[Records]

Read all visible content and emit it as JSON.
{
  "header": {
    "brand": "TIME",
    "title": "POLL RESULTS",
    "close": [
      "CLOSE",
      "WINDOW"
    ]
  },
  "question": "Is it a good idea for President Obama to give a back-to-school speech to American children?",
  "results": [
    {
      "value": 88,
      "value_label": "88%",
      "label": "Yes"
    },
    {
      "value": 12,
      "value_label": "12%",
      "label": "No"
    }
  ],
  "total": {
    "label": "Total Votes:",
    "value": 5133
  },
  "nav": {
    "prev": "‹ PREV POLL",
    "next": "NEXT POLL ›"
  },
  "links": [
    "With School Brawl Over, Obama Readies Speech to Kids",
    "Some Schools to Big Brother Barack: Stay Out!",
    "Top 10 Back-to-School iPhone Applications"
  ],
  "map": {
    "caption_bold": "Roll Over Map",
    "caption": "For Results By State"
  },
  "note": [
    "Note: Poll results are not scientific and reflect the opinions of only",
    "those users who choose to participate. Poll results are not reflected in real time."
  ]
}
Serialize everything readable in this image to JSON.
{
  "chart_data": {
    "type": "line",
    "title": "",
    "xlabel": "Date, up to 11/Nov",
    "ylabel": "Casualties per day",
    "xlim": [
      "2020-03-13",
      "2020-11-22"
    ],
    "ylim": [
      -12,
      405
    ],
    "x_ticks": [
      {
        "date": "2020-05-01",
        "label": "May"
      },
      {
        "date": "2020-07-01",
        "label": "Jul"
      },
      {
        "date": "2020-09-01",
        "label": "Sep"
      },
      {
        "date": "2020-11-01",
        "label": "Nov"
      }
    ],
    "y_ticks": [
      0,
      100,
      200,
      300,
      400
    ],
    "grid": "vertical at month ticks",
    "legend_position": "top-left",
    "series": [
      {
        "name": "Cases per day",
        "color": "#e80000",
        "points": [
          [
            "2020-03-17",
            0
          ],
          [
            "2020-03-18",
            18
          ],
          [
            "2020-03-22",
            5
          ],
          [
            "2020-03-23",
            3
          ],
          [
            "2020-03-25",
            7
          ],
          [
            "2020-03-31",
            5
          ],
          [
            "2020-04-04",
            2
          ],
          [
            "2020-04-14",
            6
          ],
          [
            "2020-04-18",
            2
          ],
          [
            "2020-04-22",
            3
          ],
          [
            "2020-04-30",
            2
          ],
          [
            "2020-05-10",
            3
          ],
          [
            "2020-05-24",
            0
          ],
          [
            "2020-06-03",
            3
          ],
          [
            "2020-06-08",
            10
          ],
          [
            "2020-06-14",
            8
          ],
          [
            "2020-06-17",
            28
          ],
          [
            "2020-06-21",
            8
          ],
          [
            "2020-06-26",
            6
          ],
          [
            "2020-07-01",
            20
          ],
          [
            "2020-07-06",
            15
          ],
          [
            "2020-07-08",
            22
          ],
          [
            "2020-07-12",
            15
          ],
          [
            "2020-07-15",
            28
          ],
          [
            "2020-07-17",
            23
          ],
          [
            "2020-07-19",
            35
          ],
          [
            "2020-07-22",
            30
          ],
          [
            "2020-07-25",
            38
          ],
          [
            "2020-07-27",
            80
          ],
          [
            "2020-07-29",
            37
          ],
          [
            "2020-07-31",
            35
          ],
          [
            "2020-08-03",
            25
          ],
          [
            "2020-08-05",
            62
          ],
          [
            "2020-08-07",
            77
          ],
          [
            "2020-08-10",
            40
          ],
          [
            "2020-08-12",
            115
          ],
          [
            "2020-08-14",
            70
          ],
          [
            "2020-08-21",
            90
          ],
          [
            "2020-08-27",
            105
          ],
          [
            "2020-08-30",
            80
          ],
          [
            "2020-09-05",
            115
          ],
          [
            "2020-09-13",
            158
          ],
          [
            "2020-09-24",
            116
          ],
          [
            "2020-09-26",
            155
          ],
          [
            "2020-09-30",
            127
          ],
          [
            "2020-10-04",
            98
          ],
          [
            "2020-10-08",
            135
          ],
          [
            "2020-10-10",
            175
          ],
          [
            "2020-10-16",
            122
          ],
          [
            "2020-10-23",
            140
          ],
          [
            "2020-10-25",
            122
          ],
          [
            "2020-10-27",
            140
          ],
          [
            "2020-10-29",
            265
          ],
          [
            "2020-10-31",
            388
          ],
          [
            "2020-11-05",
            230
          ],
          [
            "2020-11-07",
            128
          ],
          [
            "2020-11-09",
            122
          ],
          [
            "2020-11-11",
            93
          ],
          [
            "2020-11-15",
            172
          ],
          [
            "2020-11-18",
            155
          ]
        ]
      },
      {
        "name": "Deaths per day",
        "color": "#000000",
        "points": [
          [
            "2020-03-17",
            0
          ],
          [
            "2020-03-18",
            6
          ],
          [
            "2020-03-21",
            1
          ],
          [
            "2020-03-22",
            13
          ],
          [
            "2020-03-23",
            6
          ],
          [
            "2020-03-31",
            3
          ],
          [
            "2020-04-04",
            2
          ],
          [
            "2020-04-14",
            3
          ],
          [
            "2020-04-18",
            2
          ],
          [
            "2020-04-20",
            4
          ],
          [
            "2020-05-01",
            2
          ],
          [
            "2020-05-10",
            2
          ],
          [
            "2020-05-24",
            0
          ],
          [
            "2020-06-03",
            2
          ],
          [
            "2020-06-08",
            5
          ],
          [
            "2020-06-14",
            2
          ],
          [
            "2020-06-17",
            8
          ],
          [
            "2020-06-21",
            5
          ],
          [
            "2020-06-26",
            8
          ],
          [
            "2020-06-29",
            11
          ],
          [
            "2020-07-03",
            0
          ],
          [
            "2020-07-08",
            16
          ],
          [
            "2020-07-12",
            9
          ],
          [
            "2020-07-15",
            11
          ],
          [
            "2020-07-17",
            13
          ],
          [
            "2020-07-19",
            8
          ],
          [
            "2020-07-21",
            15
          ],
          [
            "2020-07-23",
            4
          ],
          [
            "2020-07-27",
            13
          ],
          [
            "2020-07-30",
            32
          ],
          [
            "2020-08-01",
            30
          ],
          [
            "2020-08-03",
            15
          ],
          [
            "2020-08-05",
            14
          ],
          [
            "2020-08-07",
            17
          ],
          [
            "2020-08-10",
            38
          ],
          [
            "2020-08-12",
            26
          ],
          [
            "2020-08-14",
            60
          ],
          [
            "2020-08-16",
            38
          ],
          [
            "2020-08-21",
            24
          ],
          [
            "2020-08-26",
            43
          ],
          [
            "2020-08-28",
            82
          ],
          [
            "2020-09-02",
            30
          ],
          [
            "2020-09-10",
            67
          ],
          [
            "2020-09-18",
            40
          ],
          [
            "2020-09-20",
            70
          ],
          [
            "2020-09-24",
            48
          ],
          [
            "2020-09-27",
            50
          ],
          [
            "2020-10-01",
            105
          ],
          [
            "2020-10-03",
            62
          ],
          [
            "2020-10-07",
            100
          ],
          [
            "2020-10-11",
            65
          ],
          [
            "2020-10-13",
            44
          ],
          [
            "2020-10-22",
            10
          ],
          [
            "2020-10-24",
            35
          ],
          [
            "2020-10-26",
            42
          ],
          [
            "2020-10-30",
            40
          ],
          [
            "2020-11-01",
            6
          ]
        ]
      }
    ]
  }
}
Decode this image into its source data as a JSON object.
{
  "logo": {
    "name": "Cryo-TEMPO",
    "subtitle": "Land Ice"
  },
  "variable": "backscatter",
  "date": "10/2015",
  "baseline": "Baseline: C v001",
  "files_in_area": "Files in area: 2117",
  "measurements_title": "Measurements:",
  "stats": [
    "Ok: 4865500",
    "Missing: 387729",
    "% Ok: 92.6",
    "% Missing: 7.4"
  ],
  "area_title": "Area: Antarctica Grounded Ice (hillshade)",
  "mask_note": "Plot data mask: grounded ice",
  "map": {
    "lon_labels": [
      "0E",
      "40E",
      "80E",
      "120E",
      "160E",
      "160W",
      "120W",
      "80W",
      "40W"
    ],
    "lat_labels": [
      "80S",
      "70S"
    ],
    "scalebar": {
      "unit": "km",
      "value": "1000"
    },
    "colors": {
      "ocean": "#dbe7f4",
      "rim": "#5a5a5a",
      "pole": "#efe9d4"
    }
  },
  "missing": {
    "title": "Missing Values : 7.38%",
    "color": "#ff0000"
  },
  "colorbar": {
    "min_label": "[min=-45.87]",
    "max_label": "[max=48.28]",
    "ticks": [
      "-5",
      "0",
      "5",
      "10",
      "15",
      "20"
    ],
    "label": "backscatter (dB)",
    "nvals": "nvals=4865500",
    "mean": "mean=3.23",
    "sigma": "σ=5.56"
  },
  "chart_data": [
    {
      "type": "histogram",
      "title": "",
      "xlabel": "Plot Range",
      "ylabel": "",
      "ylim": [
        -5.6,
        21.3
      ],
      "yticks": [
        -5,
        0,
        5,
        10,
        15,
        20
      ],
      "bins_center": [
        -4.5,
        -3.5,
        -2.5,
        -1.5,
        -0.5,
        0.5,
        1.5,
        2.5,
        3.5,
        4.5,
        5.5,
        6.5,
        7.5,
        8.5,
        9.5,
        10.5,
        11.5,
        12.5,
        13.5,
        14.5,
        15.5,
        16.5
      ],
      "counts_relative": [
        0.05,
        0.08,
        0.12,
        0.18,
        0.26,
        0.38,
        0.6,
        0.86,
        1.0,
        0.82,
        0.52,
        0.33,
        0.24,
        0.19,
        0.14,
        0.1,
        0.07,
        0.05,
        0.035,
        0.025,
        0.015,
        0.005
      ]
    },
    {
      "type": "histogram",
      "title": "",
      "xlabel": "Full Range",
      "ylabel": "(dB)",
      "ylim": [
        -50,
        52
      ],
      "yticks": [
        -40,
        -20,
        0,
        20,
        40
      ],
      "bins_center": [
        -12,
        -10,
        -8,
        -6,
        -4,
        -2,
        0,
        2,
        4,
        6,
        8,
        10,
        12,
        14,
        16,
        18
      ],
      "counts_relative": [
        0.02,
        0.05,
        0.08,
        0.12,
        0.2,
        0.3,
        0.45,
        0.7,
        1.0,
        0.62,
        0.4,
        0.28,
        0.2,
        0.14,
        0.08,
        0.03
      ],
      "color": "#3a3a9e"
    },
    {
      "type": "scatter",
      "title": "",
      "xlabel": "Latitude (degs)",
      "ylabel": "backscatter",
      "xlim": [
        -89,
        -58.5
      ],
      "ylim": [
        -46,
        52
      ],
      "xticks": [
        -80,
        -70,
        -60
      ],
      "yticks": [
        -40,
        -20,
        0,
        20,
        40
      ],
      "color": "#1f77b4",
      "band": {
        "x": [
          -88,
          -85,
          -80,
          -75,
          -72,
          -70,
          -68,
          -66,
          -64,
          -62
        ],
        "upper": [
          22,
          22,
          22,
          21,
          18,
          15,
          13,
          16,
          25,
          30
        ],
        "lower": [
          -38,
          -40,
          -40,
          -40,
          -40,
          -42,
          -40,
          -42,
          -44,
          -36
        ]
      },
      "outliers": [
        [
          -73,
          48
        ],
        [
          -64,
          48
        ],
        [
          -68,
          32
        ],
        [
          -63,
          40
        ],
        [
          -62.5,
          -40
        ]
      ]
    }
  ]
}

> [What you have to do] Which lines include the word "Plot"? Copy every one of them.

> [Correct output]
  "mask_note": "Plot data mask: grounded ice",
      "xlabel": "Plot Range",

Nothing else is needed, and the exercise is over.